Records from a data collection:
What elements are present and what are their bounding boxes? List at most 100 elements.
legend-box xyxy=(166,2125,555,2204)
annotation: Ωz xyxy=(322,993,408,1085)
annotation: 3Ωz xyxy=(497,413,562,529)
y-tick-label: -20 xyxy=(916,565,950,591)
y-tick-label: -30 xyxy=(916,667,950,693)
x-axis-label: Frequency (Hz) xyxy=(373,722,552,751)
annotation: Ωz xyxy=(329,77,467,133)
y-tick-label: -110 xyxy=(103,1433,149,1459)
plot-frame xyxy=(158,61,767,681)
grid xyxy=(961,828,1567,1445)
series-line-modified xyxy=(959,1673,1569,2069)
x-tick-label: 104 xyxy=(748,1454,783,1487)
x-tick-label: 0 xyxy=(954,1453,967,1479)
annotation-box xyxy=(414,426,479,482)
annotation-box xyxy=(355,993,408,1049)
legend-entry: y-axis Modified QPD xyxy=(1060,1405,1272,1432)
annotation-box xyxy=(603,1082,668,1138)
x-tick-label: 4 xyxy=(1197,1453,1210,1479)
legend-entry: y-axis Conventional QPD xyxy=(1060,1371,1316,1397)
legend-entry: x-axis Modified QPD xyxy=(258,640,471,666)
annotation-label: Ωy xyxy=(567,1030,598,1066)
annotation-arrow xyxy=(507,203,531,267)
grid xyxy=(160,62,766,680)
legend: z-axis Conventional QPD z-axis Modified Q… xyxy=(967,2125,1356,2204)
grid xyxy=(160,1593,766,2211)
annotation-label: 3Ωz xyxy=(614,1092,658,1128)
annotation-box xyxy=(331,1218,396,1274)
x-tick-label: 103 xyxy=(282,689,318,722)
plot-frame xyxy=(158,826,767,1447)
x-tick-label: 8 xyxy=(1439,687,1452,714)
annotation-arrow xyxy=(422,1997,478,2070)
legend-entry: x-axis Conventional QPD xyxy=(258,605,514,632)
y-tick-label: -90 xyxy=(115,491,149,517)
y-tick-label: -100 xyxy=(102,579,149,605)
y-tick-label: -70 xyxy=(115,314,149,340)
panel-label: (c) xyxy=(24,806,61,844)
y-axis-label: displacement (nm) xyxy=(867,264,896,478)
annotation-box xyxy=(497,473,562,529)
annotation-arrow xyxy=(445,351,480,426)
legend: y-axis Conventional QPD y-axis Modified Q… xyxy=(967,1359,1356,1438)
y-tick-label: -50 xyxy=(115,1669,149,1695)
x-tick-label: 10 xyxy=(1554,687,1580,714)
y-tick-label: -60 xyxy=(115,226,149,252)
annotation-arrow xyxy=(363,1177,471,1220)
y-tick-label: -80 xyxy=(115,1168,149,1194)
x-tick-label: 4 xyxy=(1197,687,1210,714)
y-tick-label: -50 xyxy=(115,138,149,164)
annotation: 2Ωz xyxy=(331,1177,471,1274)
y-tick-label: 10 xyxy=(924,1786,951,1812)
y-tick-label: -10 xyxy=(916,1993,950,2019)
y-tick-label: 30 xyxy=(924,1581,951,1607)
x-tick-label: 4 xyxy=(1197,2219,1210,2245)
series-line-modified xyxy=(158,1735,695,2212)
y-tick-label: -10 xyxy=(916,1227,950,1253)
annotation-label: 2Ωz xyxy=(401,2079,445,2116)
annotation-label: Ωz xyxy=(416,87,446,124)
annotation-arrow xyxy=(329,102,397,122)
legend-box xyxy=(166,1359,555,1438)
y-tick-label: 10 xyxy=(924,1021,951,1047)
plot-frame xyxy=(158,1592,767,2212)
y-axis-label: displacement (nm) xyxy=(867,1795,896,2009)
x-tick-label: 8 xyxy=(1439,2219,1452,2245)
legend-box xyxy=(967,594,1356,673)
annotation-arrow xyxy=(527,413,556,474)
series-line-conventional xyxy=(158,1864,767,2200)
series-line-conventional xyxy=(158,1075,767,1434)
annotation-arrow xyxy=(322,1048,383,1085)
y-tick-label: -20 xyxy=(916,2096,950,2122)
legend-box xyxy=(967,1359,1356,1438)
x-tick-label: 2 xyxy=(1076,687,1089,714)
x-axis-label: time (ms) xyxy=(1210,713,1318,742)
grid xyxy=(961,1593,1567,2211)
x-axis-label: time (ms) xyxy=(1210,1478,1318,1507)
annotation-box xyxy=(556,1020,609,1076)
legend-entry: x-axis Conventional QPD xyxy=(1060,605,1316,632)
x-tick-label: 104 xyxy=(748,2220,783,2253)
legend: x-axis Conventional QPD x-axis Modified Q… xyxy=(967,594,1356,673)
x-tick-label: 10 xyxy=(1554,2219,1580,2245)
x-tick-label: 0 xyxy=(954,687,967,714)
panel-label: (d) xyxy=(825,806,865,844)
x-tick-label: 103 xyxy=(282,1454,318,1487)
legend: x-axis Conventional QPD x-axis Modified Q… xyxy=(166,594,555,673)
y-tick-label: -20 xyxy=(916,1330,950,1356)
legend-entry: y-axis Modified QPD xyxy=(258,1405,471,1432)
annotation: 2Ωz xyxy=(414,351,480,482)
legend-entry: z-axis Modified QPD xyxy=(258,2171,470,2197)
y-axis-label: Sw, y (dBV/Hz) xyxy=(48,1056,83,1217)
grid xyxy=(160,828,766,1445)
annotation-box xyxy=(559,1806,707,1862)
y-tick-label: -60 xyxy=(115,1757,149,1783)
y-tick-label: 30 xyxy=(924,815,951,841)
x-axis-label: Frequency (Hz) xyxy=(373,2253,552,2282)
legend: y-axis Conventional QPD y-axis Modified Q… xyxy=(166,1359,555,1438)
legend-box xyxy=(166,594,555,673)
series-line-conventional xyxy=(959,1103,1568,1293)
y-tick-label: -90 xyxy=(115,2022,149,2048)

==

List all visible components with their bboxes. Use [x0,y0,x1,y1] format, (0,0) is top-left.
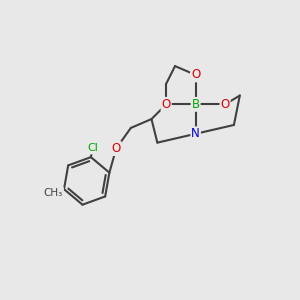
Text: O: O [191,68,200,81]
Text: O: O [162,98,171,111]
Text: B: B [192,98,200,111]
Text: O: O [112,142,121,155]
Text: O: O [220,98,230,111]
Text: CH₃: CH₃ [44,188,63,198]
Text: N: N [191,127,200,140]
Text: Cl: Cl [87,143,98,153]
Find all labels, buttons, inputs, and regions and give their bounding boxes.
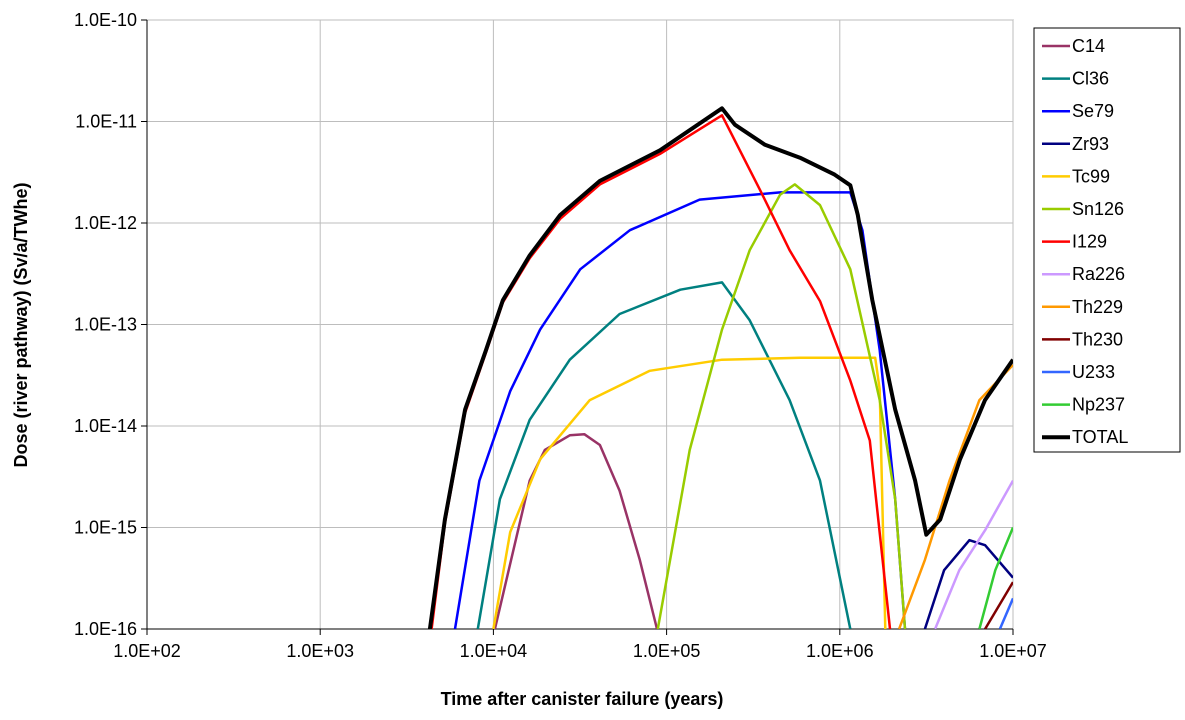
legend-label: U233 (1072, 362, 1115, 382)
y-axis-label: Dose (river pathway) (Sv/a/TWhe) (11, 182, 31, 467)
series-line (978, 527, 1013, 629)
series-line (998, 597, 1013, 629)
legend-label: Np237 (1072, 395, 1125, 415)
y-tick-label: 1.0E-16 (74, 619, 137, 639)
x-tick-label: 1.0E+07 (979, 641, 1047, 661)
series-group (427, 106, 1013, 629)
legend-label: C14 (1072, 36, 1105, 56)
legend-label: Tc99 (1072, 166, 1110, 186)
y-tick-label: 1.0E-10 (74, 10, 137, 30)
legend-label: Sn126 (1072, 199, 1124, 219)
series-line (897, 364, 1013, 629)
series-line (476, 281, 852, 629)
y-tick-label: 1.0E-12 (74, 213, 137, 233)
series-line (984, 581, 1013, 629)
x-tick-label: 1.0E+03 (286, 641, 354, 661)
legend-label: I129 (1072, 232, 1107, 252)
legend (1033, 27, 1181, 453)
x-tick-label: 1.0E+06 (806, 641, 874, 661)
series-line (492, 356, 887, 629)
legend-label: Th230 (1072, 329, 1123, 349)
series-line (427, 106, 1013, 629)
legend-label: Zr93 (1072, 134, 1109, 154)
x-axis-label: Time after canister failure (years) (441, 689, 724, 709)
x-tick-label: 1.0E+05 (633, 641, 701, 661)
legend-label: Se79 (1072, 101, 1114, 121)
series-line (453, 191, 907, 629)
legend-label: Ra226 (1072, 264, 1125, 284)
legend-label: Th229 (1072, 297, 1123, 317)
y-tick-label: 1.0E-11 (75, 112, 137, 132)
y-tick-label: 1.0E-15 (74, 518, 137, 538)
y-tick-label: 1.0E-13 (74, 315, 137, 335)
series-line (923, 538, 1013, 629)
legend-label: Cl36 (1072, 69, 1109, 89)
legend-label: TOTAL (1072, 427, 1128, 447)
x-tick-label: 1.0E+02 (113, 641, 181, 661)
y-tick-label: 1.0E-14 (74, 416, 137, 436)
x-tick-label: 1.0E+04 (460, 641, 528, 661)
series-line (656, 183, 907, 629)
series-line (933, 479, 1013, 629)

Short task:
Please pull out every line of the records that contains the string "entry", treating uppercase and lowercase as different.

Correct response:
legend-entry: y-axis Modified QPD xyxy=(1060,1405,1272,1432)
legend-entry: y-axis Conventional QPD xyxy=(1060,1371,1316,1397)
legend-entry: x-axis Modified QPD xyxy=(258,640,471,666)
legend-entry: x-axis Conventional QPD xyxy=(258,605,514,632)
legend-entry: x-axis Conventional QPD xyxy=(1060,605,1316,632)
legend-entry: y-axis Modified QPD xyxy=(258,1405,471,1432)
legend-entry: z-axis Modified QPD xyxy=(258,2171,470,2197)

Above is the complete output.